本文:

北田暁大『嗤う日本のナショナリズム』は、文学趣味のない三十代ぐらいまでの男性には面白い本なんだろうなぁ、と思った。だからもう恨みブクマコメントはいいですからJonahさん
というわけで、北田暁大『嗤う日本のナショナリズム』(NHKブックス)を読んだわけですが(→amazon)。
どうもネットでの発言などを見ていると、この本の原型となった2003年11月号『世界』に掲載された「嗤う日本のナショナリズム 「2ちゃんねる」にみるアイロニズムとロマン主義」というテキストを読まないといけないみたいで。
こんなのとか。
→北田暁大インタビュー 2ちゃんねるに《リベラル》の花束を(1/5)
→ARTIFACT ―人工事実― | 「嗤う日本のナショナリズム」反応集
まぁ、こんなことを北田さんは言っているわけなので、
→北田暁大インタビュー 2ちゃんねるに《リベラル》の花束を(4/5)
――この本が書店に並ぶのとほぼ同じころ、「世界」という雑誌に掲載された小論が、一部ではありますけど、大きな話題となりました。
北田 2ちゃん界隈ですね(笑)。
――それだけじゃないと思いますが……。でもタイトルが「嗤う日本のナショナリズム――『2ちゃんねる』にみるアイロニズムとロマン主義」ですから(笑)。北田さんは、2ちゃんをよくご覧になっているんですか?
北田 昔に比べると少なくなりましたね。あの論文の話ともつながりますけど、やっぱり2ちゃんがつまらなくなっているように思うんです。2ちゃんの面白さって、もともとは、学級委員みたいな存在を嗤うようなアイロニカルなコミュニケーションにあったんじゃないかと。ところが、そういう皮肉さみたいなものが少しずつ摩滅してきて、《繋がり》の持続だけを求める形式主義的な傾向が強くなった。そこに「嫌韓」とか「反サヨ」とか分かりやすいロマン的課題が流れ込んできてしまって、いつのまにか自分が正義の人、学級委員長になってしまっている。他人の自意識をせせら笑う皮肉屋自身が、誰よりもナイーブに自意識を肥大させているという感じでしょうか。

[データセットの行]
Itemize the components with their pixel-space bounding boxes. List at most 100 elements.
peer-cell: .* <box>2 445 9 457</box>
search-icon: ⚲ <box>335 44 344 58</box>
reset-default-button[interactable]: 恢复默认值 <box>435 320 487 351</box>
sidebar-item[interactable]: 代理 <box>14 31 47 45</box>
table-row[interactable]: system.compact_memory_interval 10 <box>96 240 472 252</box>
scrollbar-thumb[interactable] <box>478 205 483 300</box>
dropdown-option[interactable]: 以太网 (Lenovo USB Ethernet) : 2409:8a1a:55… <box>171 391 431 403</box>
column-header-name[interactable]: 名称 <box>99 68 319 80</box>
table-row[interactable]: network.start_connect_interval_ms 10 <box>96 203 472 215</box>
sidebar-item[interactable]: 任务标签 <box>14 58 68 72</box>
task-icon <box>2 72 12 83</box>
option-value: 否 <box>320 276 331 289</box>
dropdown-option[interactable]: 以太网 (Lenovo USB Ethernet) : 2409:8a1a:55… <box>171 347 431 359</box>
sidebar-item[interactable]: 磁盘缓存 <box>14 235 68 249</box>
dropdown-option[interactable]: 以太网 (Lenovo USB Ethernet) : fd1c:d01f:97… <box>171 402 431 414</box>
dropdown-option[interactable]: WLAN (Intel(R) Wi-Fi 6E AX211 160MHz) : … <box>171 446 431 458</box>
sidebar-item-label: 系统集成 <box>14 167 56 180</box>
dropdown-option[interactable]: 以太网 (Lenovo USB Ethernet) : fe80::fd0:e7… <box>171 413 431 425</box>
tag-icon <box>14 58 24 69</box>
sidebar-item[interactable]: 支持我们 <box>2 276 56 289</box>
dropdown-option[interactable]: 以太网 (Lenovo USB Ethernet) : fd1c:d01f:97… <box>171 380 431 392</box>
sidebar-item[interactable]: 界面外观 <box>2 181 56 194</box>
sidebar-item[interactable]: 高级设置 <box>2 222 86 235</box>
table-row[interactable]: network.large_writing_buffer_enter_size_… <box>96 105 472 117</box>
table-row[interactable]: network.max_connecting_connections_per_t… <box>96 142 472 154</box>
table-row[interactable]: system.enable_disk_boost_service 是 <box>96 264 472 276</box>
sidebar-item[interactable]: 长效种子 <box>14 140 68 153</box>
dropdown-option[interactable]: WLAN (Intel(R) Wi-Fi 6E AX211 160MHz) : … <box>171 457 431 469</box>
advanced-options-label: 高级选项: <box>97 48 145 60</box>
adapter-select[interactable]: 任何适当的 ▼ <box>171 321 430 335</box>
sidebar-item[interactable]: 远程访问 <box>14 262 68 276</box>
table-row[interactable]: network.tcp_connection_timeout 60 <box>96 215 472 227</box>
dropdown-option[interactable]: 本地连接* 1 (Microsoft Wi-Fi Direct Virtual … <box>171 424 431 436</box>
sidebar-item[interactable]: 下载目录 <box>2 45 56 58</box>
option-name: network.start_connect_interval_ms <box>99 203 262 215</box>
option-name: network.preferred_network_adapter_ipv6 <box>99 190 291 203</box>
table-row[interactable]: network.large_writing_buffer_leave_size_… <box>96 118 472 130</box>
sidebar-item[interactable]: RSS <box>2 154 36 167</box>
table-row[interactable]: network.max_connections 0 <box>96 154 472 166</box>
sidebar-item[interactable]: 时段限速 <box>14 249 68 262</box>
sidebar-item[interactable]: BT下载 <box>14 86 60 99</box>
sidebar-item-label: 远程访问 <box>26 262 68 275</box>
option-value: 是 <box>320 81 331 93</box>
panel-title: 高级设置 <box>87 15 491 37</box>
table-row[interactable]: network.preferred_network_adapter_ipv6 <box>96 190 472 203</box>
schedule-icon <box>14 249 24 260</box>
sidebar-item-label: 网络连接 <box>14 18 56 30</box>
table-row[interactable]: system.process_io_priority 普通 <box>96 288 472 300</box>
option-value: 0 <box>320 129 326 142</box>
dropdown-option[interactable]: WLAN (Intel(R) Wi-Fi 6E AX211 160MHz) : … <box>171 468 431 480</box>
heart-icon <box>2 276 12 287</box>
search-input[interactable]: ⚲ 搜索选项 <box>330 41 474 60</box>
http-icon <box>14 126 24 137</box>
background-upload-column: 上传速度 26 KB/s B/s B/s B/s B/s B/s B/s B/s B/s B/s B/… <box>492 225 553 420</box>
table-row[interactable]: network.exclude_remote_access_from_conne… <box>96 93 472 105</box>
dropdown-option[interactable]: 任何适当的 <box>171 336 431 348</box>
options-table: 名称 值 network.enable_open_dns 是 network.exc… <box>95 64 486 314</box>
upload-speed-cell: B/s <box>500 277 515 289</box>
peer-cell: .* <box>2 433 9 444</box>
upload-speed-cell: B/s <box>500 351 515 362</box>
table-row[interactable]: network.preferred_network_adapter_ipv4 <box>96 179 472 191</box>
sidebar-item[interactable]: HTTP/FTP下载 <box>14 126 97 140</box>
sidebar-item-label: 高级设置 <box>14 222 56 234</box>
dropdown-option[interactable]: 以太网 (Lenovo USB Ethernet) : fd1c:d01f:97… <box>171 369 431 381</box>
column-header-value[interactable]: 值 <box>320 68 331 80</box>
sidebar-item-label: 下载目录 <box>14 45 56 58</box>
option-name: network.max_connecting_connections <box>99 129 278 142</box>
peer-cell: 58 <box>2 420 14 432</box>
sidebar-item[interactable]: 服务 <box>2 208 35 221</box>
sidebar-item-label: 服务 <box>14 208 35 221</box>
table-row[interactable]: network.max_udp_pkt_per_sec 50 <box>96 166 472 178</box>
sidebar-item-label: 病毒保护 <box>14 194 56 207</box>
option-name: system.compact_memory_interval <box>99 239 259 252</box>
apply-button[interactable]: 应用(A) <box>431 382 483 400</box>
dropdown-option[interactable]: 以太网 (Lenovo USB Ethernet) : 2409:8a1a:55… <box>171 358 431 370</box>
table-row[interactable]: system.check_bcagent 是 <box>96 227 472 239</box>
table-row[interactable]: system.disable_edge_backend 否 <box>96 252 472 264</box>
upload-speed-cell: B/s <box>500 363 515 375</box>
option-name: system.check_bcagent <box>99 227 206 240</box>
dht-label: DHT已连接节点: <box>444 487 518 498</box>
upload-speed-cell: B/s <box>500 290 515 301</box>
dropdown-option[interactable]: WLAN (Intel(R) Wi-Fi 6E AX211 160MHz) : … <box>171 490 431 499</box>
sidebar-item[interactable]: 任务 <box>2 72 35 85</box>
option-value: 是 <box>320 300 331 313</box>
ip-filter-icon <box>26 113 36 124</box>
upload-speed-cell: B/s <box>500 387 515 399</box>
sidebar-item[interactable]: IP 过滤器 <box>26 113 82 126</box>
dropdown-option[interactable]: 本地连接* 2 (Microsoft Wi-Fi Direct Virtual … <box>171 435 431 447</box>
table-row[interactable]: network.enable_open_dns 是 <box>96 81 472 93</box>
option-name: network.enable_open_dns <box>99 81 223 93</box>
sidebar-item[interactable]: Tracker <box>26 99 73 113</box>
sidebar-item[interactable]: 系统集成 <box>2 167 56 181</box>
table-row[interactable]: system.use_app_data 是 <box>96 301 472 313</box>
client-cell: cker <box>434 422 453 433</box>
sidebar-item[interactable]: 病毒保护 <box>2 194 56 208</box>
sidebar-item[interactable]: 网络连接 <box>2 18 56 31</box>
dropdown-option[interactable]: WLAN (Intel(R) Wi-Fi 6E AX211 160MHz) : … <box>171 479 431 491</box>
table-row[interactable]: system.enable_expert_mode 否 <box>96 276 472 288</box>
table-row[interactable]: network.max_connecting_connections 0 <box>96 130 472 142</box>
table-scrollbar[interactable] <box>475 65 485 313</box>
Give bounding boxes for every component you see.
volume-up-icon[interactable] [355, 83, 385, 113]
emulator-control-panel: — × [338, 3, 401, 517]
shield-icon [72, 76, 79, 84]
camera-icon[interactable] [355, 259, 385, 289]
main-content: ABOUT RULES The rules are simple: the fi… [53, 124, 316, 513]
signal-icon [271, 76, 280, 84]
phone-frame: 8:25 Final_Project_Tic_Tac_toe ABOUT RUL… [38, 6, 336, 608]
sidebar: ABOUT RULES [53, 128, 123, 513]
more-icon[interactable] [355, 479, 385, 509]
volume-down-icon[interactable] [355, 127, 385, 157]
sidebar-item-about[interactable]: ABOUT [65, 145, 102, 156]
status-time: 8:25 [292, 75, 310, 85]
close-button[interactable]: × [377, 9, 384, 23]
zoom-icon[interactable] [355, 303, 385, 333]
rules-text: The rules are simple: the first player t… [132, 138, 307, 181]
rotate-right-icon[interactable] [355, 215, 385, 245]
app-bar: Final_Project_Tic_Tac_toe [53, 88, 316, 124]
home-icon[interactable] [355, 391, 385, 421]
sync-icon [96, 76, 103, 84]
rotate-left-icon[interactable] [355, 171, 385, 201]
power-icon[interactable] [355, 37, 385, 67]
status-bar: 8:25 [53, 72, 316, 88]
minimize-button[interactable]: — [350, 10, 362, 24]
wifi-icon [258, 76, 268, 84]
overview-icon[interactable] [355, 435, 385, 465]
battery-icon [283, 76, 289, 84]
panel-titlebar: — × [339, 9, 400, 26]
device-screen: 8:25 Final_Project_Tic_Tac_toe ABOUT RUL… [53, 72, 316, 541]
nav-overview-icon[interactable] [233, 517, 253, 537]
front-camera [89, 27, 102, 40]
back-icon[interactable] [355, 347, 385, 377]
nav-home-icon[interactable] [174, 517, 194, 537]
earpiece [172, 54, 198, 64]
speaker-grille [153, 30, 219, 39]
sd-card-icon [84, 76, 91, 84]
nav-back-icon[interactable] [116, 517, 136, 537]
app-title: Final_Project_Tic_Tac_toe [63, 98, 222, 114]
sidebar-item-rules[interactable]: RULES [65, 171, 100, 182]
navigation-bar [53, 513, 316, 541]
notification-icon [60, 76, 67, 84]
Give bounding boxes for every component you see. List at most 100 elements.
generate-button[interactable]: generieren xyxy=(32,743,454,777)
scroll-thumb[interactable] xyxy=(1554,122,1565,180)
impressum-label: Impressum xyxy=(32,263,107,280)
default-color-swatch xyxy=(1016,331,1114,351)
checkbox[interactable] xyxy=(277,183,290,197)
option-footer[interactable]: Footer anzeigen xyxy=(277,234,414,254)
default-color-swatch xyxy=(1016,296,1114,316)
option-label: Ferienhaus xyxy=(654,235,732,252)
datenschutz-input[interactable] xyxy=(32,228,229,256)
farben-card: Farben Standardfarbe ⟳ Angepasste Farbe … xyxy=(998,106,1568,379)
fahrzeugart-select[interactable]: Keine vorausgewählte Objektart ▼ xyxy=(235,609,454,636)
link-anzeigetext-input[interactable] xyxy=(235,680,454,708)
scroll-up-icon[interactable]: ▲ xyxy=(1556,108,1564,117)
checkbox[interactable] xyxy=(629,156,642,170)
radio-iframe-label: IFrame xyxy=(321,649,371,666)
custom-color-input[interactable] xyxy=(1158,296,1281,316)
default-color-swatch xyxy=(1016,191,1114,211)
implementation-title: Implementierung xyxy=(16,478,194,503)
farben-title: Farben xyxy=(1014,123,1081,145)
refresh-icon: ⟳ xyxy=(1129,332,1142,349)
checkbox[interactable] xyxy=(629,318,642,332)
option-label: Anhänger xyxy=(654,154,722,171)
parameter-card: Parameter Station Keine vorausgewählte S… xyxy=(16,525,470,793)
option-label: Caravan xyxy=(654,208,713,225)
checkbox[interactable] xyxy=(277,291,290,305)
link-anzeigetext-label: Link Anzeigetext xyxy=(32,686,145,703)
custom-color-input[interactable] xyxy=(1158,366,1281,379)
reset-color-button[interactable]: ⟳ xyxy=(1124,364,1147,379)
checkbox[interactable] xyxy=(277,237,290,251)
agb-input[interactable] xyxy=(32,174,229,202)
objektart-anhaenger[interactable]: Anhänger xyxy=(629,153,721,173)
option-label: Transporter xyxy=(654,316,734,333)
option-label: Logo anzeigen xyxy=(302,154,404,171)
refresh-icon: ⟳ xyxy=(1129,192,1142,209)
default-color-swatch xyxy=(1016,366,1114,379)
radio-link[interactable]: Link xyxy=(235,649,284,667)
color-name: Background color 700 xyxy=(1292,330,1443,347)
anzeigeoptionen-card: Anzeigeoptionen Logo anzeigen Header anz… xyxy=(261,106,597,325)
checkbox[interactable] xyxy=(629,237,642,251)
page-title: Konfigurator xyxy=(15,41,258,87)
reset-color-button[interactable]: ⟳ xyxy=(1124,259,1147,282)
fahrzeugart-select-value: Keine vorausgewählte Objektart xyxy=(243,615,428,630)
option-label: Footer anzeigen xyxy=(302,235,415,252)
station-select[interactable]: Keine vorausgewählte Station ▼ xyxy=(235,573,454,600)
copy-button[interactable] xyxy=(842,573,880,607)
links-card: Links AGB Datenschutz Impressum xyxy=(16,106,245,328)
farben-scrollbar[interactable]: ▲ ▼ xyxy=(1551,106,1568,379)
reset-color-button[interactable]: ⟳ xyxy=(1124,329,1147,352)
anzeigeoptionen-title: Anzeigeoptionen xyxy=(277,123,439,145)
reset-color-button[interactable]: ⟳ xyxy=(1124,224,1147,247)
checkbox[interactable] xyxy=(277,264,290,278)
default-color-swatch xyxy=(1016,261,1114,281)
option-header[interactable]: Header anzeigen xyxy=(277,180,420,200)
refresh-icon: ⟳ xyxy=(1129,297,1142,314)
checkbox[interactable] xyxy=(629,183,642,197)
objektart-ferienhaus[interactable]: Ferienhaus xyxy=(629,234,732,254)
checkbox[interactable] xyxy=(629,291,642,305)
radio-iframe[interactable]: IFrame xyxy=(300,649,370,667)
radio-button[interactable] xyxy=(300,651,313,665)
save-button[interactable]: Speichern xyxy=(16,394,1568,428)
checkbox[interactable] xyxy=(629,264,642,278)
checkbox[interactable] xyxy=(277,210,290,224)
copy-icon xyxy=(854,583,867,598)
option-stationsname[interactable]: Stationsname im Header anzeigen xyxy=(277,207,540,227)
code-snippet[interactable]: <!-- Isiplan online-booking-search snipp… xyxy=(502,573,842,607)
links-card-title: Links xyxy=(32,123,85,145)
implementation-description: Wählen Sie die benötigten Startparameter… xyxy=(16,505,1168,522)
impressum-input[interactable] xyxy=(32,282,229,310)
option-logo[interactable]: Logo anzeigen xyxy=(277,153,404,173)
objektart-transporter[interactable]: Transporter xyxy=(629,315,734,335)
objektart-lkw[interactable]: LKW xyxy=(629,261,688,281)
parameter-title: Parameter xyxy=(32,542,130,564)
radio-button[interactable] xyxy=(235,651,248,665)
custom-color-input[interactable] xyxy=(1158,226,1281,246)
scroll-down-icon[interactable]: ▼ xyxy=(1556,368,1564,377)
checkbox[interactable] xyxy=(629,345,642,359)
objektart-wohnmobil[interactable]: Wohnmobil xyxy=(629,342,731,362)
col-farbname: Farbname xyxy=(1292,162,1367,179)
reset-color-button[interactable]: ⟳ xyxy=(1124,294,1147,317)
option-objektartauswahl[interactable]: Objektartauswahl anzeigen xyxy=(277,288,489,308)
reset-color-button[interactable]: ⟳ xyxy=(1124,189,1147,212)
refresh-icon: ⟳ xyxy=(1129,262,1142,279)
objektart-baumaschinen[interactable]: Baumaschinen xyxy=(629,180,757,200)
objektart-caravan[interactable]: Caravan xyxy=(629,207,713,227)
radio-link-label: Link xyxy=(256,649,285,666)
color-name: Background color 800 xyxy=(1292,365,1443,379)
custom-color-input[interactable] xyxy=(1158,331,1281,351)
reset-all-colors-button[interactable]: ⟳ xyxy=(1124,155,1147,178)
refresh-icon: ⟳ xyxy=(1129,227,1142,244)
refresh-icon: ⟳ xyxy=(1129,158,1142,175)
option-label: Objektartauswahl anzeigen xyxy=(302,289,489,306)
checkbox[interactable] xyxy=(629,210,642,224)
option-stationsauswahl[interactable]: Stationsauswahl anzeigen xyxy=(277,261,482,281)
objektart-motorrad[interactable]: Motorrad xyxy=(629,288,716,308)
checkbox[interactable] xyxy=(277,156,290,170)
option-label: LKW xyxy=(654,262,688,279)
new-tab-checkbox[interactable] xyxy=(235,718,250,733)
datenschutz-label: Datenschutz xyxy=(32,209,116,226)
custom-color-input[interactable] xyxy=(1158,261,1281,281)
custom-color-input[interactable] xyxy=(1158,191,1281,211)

出題 1:
本文について、次の問いに答えなさい。
(a) この本の原型となったテキストは、何年何月号のどの雑誌に掲載されたか。
(b) 『嗤う日本のナショナリズム』は、どの叢書から出ているか。
(c) 北田は、2ちゃんの面白さがもともと何にあったと述べているか。
出題 2: データセットの行の冒頭から「sidebar-item[interactable]: 代理 <box>14」を含む行までを、両端の行も含めてそのまま書き写しなさい。

解答 1:
(a) 2003年11月号の『世界』
(b) NHKブックス
(c) 学級委員みたいな存在を嗤うようなアイロニカルなコミュニケーション

解答 2:
Itemize the components with their pixel-space bounding boxes. List at most 100 elements.
peer-cell: .* <box>2 445 9 457</box>
search-icon: ⚲ <box>335 44 344 58</box>
reset-default-button[interactable]: 恢复默认值 <box>435 320 487 351</box>
sidebar-item[interactable]: 代理 <box>14 31 47 45</box>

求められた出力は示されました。